Set down each of the following rows again without changing a single character.

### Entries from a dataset
## begin
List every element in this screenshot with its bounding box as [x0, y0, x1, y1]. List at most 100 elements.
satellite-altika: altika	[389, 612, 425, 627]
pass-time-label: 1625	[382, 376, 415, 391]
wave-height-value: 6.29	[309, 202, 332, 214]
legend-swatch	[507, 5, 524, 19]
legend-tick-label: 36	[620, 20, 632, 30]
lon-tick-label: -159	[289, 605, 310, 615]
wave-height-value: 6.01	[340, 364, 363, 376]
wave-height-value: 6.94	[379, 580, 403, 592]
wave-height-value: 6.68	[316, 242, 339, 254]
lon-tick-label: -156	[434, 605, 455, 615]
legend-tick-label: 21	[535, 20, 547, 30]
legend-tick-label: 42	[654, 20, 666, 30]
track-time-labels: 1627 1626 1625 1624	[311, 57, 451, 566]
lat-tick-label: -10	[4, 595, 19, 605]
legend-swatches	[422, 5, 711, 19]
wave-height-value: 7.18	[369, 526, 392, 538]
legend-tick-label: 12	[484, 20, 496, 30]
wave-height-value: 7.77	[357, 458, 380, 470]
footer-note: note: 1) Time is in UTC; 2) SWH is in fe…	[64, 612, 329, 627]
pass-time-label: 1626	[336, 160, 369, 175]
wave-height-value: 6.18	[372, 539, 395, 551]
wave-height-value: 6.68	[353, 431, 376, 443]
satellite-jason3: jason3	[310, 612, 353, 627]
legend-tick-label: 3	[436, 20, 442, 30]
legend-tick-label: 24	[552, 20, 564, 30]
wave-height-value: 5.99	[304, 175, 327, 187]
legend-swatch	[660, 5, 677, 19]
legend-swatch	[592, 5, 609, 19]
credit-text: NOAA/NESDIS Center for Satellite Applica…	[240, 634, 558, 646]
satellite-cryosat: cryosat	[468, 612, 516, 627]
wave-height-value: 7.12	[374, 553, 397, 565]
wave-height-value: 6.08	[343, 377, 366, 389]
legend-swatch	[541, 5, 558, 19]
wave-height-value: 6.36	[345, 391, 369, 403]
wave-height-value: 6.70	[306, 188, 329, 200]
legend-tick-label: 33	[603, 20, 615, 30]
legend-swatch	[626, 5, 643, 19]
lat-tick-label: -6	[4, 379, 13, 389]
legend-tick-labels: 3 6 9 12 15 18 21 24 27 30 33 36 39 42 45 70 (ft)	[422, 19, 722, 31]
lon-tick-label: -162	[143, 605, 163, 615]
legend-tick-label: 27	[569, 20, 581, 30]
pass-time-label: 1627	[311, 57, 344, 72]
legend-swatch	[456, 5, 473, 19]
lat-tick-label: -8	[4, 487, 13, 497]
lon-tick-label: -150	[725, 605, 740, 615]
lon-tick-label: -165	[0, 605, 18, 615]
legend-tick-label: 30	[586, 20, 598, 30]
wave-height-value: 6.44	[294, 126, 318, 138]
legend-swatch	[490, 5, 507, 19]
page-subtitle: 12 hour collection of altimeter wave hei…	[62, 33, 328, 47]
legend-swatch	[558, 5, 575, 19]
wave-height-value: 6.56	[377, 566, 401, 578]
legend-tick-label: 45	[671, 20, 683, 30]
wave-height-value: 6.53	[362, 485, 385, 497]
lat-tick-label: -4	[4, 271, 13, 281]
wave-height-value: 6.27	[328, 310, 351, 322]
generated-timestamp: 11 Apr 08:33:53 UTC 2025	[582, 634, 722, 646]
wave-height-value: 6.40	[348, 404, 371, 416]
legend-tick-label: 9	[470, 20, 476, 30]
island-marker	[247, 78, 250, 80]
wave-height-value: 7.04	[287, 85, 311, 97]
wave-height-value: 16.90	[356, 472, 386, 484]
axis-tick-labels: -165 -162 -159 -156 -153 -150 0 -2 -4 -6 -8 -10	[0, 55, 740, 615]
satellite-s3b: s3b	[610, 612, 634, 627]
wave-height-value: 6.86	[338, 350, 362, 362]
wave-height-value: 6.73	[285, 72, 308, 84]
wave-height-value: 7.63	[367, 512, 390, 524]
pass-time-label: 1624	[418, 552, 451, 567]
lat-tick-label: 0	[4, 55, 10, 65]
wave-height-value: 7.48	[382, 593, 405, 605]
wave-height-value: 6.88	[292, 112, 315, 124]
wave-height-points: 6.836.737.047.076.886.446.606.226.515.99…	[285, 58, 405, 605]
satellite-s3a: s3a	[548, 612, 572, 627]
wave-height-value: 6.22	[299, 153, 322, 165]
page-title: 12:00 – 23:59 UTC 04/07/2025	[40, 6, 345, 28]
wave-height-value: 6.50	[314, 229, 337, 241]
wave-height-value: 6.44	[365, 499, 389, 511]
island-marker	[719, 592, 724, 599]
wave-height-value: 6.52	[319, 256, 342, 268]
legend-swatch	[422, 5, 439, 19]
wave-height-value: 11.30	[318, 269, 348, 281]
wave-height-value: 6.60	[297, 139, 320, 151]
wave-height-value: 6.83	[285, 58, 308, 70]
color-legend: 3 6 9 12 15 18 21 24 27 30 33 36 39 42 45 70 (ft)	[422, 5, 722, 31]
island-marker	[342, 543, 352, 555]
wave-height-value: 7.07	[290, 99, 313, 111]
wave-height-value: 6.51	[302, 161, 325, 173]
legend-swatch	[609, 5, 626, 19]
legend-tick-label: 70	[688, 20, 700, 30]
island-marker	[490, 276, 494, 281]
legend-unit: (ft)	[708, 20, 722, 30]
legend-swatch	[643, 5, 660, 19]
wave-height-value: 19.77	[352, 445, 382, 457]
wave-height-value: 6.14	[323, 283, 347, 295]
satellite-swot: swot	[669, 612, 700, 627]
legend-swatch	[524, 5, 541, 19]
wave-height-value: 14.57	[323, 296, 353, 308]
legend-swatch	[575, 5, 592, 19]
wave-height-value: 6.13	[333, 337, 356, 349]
## end
### EXPECTED ANSWER
List every element in this screenshot with its bounding box as [x0, y0, x1, y1]. List at most 100 elements.
satellite-altika: altika	[389, 612, 425, 627]
pass-time-label: 1625	[382, 376, 415, 391]
wave-height-value: 6.29	[309, 202, 332, 214]
legend-swatch	[507, 5, 524, 19]
legend-tick-label: 36	[620, 20, 632, 30]
lon-tick-label: -159	[289, 605, 310, 615]
wave-height-value: 6.01	[340, 364, 363, 376]
wave-height-value: 6.94	[379, 580, 403, 592]
wave-height-value: 6.68	[316, 242, 339, 254]
lon-tick-label: -156	[434, 605, 455, 615]
legend-tick-label: 21	[535, 20, 547, 30]
legend-tick-label: 42	[654, 20, 666, 30]
track-time-labels: 1627 1626 1625 1624	[311, 57, 451, 566]
lat-tick-label: -10	[4, 595, 19, 605]
legend-swatches	[422, 5, 711, 19]
wave-height-value: 7.18	[369, 526, 392, 538]
legend-tick-label: 12	[484, 20, 496, 30]
wave-height-value: 7.77	[357, 458, 380, 470]
footer-note: note: 1) Time is in UTC; 2) SWH is in fe…	[64, 612, 329, 627]
pass-time-label: 1626	[336, 160, 369, 175]
wave-height-value: 6.18	[372, 539, 395, 551]
wave-height-value: 6.68	[353, 431, 376, 443]
satellite-jason3: jason3	[310, 612, 353, 627]
legend-tick-label: 3	[436, 20, 442, 30]
legend-tick-label: 24	[552, 20, 564, 30]
wave-height-value: 5.99	[304, 175, 327, 187]
legend-swatch	[660, 5, 677, 19]
legend-swatch	[592, 5, 609, 19]
credit-text: NOAA/NESDIS Center for Satellite Applica…	[240, 634, 558, 646]
satellite-cryosat: cryosat	[468, 612, 516, 627]
wave-height-value: 7.12	[374, 553, 397, 565]
wave-height-value: 6.08	[343, 377, 366, 389]
legend-swatch	[541, 5, 558, 19]
wave-height-value: 6.36	[345, 391, 369, 403]
wave-height-value: 6.70	[306, 188, 329, 200]
legend-tick-label: 33	[603, 20, 615, 30]
legend-swatch	[626, 5, 643, 19]
lat-tick-label: -6	[4, 379, 13, 389]
legend-tick-labels: 3 6 9 12 15 18 21 24 27 30 33 36 39 42 45 70 (ft)	[422, 19, 722, 31]
lon-tick-label: -162	[143, 605, 163, 615]
legend-tick-label: 27	[569, 20, 581, 30]
pass-time-label: 1627	[311, 57, 344, 72]
legend-swatch	[456, 5, 473, 19]
lat-tick-label: -8	[4, 487, 13, 497]
lon-tick-label: -150	[725, 605, 740, 615]
lon-tick-label: -165	[0, 605, 18, 615]
legend-tick-label: 30	[586, 20, 598, 30]
wave-height-value: 6.44	[294, 126, 318, 138]
legend-swatch	[490, 5, 507, 19]
page-subtitle: 12 hour collection of altimeter wave hei…	[62, 33, 328, 47]
legend-swatch	[558, 5, 575, 19]
wave-height-value: 6.56	[377, 566, 401, 578]
legend-tick-label: 45	[671, 20, 683, 30]
wave-height-value: 6.53	[362, 485, 385, 497]
lat-tick-label: -4	[4, 271, 13, 281]
wave-height-value: 6.27	[328, 310, 351, 322]
generated-timestamp: 11 Apr 08:33:53 UTC 2025	[582, 634, 722, 646]
wave-height-value: 6.40	[348, 404, 371, 416]
legend-tick-label: 9	[470, 20, 476, 30]
island-marker	[247, 78, 250, 80]
wave-height-value: 7.04	[287, 85, 311, 97]
wave-height-value: 16.90	[356, 472, 386, 484]
axis-tick-labels: -165 -162 -159 -156 -153 -150 0 -2 -4 -6 -8 -10	[0, 55, 740, 615]
satellite-s3b: s3b	[610, 612, 634, 627]
wave-height-value: 6.86	[338, 350, 362, 362]
wave-height-value: 6.73	[285, 72, 308, 84]
wave-height-value: 7.63	[367, 512, 390, 524]
pass-time-label: 1624	[418, 552, 451, 567]
lat-tick-label: 0	[4, 55, 10, 65]
wave-height-value: 7.48	[382, 593, 405, 605]
wave-height-value: 6.88	[292, 112, 315, 124]
wave-height-points: 6.836.737.047.076.886.446.606.226.515.99…	[285, 58, 405, 605]
satellite-s3a: s3a	[548, 612, 572, 627]
wave-height-value: 6.22	[299, 153, 322, 165]
page-title: 12:00 – 23:59 UTC 04/07/2025	[40, 6, 345, 28]
wave-height-value: 6.50	[314, 229, 337, 241]
wave-height-value: 6.44	[365, 499, 389, 511]
island-marker	[719, 592, 724, 599]
wave-height-value: 6.52	[319, 256, 342, 268]
legend-swatch	[422, 5, 439, 19]
wave-height-value: 11.30	[318, 269, 348, 281]
wave-height-value: 6.60	[297, 139, 320, 151]
wave-height-value: 6.83	[285, 58, 308, 70]
color-legend: 3 6 9 12 15 18 21 24 27 30 33 36 39 42 45 70 (ft)	[422, 5, 722, 31]
island-marker	[342, 543, 352, 555]
wave-height-value: 7.07	[290, 99, 313, 111]
wave-height-value: 6.51	[302, 161, 325, 173]
legend-swatch	[609, 5, 626, 19]
legend-tick-label: 70	[688, 20, 700, 30]
island-marker	[490, 276, 494, 281]
legend-unit: (ft)	[708, 20, 722, 30]
legend-swatch	[643, 5, 660, 19]
wave-height-value: 19.77	[352, 445, 382, 457]
wave-height-value: 6.14	[323, 283, 347, 295]
satellite-swot: swot	[669, 612, 700, 627]
legend-swatch	[524, 5, 541, 19]
wave-height-value: 14.57	[323, 296, 353, 308]
legend-swatch	[575, 5, 592, 19]
wave-height-value: 6.13	[333, 337, 356, 349]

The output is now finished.